> _EXERCISE DETAILS_
Identify the line in which "Type out the text in this image." appears, then reproduce that line and all remaining lines of the records word for word.

## begin SUPPLIED DATA

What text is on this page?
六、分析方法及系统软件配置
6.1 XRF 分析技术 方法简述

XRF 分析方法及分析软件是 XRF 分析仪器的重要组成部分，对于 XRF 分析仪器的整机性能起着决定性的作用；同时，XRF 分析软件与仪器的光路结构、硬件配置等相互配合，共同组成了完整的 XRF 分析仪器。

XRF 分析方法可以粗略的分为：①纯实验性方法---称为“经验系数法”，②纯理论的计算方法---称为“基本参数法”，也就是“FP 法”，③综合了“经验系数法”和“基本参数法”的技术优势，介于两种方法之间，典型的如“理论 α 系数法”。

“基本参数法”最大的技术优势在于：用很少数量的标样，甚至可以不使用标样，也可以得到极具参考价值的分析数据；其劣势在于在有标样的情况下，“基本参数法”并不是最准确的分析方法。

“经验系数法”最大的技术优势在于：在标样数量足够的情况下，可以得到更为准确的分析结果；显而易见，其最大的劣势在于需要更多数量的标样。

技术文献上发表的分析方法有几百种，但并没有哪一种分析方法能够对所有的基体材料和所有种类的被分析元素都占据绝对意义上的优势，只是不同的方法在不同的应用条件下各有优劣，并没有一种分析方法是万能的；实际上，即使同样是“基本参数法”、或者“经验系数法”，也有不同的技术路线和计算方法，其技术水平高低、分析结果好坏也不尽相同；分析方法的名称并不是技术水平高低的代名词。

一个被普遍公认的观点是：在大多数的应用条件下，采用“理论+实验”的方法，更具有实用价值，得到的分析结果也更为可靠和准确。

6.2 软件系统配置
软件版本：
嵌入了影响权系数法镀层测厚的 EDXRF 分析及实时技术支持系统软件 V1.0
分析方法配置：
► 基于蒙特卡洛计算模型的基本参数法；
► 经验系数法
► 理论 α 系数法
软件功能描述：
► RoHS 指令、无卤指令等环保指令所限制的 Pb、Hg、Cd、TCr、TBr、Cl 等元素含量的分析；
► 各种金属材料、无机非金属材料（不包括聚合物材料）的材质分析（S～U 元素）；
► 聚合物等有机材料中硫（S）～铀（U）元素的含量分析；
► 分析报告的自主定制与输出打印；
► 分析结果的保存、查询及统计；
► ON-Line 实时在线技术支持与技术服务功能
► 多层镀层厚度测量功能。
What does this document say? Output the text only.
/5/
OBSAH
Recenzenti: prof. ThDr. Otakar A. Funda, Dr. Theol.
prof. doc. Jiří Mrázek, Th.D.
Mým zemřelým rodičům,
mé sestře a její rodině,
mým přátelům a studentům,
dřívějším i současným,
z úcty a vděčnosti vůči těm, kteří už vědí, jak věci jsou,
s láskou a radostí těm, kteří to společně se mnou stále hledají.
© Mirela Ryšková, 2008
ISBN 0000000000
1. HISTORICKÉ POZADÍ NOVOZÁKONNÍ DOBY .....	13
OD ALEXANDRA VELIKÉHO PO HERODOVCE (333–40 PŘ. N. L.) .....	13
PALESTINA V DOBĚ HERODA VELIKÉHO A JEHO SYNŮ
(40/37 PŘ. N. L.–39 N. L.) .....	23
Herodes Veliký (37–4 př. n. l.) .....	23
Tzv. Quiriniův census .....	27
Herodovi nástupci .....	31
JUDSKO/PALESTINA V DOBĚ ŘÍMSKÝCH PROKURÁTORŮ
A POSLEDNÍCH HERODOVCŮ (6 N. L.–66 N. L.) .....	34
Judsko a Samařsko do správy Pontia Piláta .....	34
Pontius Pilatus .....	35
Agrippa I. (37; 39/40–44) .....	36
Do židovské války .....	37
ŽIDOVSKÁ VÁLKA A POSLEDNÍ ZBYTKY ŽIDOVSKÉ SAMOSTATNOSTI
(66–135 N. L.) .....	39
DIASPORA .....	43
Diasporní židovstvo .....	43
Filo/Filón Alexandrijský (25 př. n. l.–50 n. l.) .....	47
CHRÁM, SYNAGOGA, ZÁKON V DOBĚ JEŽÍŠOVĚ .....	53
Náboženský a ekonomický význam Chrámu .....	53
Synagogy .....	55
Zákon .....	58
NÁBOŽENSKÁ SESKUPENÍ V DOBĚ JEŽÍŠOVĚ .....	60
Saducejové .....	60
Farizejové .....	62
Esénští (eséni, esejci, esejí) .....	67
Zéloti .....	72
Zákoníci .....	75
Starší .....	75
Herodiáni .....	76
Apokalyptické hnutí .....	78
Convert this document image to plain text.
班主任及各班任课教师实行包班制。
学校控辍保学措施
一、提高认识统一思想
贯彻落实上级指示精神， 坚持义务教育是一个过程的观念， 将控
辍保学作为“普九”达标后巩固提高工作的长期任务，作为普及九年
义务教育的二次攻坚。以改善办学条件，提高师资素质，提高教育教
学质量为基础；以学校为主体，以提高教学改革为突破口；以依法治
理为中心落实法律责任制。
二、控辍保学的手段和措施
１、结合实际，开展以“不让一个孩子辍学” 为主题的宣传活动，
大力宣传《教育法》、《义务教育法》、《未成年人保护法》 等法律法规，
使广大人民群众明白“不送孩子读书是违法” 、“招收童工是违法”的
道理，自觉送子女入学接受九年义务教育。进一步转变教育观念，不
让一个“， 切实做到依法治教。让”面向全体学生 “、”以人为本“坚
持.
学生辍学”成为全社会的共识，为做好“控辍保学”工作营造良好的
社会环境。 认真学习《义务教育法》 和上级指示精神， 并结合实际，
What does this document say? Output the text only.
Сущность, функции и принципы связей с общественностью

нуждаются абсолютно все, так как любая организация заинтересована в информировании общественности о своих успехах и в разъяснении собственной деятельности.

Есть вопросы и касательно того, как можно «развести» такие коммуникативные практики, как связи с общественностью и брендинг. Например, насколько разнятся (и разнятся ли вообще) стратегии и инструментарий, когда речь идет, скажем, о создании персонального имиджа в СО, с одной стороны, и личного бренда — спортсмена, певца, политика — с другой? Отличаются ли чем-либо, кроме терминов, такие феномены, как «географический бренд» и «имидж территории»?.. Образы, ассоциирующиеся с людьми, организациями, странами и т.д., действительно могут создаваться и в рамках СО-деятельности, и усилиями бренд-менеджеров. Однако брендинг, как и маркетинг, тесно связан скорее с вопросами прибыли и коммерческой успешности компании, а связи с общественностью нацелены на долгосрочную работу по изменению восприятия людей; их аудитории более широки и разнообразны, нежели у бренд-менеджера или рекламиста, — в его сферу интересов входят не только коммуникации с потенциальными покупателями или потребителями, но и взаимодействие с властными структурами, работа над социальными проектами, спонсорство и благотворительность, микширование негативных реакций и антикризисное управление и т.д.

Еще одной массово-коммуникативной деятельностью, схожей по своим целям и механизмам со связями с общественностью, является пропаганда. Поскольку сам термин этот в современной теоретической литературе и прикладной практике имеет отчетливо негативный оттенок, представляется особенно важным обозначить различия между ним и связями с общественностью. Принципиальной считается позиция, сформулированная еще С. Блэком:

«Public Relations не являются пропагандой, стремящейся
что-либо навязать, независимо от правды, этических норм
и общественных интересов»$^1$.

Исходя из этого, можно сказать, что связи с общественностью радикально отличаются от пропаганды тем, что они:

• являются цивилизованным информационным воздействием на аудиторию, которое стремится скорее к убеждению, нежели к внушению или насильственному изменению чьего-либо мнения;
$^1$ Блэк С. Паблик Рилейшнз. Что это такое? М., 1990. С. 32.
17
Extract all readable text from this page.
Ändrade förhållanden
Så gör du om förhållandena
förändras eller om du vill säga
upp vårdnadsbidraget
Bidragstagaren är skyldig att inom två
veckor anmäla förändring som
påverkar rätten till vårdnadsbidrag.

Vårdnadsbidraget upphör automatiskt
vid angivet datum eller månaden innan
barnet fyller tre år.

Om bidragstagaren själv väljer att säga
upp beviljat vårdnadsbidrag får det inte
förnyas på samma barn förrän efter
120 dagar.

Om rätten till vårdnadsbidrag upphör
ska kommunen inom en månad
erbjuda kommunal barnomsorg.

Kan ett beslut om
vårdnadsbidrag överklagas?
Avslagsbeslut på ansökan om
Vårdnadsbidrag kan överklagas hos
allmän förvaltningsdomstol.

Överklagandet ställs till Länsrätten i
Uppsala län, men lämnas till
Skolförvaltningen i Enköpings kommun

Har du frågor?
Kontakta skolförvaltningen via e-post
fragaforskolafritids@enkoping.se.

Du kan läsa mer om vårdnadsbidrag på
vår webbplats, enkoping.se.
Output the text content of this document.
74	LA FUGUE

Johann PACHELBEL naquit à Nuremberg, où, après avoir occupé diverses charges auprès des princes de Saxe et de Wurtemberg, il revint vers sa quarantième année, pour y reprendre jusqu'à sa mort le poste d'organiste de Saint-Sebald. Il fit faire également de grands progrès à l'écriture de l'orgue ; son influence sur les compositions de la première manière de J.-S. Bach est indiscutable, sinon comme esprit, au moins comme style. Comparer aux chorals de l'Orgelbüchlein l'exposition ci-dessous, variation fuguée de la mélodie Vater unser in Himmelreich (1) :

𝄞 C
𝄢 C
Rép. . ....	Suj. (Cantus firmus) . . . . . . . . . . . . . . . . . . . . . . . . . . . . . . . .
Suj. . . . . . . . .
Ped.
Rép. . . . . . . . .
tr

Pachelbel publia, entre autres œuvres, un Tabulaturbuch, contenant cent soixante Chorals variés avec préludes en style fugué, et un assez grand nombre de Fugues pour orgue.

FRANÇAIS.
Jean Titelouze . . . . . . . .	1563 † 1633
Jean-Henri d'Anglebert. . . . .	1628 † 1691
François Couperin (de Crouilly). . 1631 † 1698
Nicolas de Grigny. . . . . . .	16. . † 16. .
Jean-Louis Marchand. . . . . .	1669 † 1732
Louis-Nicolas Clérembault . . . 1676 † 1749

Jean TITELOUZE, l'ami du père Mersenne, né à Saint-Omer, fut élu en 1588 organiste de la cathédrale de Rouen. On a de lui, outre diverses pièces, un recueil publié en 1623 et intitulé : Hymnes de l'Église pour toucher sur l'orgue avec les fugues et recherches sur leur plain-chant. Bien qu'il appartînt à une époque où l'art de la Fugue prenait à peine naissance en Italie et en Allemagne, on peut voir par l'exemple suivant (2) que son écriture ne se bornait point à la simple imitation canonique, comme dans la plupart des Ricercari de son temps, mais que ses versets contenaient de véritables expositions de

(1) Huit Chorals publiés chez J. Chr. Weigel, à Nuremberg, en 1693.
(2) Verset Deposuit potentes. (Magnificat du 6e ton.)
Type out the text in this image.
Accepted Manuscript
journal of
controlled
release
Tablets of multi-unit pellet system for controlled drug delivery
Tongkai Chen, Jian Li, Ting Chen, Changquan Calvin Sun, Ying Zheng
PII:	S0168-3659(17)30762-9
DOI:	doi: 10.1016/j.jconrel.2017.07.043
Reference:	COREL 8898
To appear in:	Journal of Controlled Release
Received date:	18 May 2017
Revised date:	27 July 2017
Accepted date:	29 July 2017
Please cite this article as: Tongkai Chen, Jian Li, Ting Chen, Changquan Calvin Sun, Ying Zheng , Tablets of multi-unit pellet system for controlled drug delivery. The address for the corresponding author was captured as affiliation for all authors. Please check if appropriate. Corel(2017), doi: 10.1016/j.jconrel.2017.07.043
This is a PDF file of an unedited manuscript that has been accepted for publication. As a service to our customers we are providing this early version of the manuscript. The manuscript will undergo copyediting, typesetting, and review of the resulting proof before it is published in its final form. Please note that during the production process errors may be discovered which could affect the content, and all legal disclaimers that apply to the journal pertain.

## end SUPPLIED DATA

> _ANSWER FOR THE TASK_
Type out the text in this image.
Accepted Manuscript
journal of
controlled
release
Tablets of multi-unit pellet system for controlled drug delivery
Tongkai Chen, Jian Li, Ting Chen, Changquan Calvin Sun, Ying Zheng
PII:	S0168-3659(17)30762-9
DOI:	doi: 10.1016/j.jconrel.2017.07.043
Reference:	COREL 8898
To appear in:	Journal of Controlled Release
Received date:	18 May 2017
Revised date:	27 July 2017
Accepted date:	29 July 2017
Please cite this article as: Tongkai Chen, Jian Li, Ting Chen, Changquan Calvin Sun, Ying Zheng , Tablets of multi-unit pellet system for controlled drug delivery. The address for the corresponding author was captured as affiliation for all authors. Please check if appropriate. Corel(2017), doi: 10.1016/j.jconrel.2017.07.043
This is a PDF file of an unedited manuscript that has been accepted for publication. As a service to our customers we are providing this early version of the manuscript. The manuscript will undergo copyediting, typesetting, and review of the resulting proof before it is published in its final form. Please note that during the production process errors may be discovered which could affect the content, and all legal disclaimers that apply to the journal pertain.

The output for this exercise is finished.